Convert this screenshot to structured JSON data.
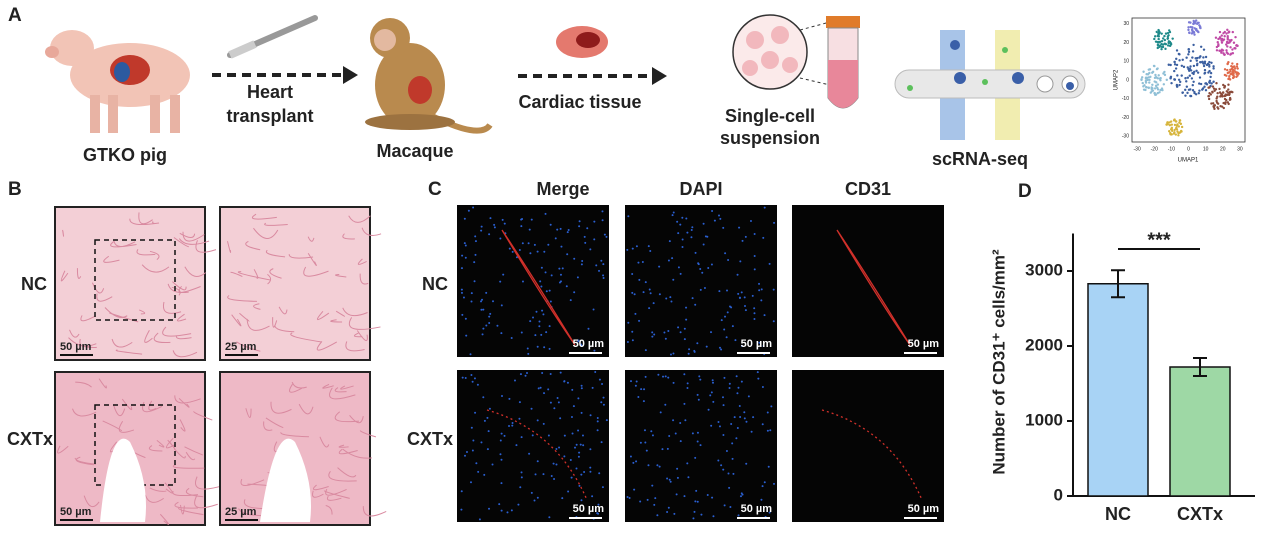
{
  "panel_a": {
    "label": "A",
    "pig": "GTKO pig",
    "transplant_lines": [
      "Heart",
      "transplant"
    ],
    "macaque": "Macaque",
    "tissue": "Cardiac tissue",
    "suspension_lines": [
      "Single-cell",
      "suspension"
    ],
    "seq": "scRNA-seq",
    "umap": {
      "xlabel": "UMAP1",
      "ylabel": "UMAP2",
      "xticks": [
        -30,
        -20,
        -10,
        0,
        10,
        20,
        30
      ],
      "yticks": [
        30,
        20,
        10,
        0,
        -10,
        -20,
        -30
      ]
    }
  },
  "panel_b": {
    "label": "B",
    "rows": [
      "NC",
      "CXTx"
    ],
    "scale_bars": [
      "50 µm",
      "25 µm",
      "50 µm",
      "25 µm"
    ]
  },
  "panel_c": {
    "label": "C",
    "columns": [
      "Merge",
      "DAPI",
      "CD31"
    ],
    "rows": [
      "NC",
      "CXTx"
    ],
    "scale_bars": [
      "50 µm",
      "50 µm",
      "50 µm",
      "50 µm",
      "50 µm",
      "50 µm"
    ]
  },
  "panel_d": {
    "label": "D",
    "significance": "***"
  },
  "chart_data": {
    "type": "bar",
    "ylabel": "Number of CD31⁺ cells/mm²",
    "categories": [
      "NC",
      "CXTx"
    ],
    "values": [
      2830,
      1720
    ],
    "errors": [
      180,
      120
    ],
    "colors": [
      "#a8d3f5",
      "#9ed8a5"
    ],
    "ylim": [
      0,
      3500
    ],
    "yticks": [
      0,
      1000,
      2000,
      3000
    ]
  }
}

________________

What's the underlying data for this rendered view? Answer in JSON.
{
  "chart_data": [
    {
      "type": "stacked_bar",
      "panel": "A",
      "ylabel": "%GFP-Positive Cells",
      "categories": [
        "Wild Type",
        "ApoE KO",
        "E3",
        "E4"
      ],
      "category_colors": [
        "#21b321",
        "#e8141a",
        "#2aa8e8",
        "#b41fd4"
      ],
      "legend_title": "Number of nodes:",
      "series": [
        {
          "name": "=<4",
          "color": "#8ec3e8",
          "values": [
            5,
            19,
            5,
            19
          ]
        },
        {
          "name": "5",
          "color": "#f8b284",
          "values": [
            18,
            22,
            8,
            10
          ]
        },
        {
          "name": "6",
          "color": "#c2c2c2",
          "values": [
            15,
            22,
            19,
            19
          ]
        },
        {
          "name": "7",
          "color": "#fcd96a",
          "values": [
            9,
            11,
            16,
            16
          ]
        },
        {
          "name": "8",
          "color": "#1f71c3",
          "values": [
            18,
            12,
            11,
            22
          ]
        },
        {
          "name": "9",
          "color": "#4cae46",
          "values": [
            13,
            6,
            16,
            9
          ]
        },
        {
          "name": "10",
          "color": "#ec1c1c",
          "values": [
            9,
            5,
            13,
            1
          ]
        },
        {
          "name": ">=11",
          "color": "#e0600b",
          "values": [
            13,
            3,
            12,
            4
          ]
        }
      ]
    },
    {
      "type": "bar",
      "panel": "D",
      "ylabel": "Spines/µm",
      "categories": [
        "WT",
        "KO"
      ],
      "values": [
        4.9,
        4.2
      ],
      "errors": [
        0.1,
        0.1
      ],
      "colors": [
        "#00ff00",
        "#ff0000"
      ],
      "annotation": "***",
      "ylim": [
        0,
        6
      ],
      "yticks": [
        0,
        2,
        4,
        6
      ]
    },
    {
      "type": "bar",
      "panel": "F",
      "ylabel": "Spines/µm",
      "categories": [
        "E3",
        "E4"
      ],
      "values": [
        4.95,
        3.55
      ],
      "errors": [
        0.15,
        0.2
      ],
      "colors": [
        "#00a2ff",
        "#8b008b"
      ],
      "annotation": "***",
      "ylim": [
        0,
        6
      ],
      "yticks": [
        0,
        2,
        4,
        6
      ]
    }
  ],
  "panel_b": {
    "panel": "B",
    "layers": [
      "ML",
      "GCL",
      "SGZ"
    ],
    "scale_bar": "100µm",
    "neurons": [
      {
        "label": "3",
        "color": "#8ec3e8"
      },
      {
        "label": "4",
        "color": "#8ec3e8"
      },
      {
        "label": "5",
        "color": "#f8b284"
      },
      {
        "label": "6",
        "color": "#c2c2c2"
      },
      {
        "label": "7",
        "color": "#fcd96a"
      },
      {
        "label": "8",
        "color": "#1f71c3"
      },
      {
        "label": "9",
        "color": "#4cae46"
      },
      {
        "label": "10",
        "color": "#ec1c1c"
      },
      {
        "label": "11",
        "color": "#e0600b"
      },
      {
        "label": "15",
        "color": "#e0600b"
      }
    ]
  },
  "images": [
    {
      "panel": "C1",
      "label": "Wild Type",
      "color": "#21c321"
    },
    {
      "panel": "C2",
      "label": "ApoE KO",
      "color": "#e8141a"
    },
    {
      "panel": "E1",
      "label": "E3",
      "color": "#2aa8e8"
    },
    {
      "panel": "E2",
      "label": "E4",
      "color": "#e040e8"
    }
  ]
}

________________

— Problem description —
As you read the records above, find each line that contains "Number" and copy it.

— Written solution —
    "ylabel": "Number of CD31⁺ cells/mm²",
      "legend_title": "Number of nodes:",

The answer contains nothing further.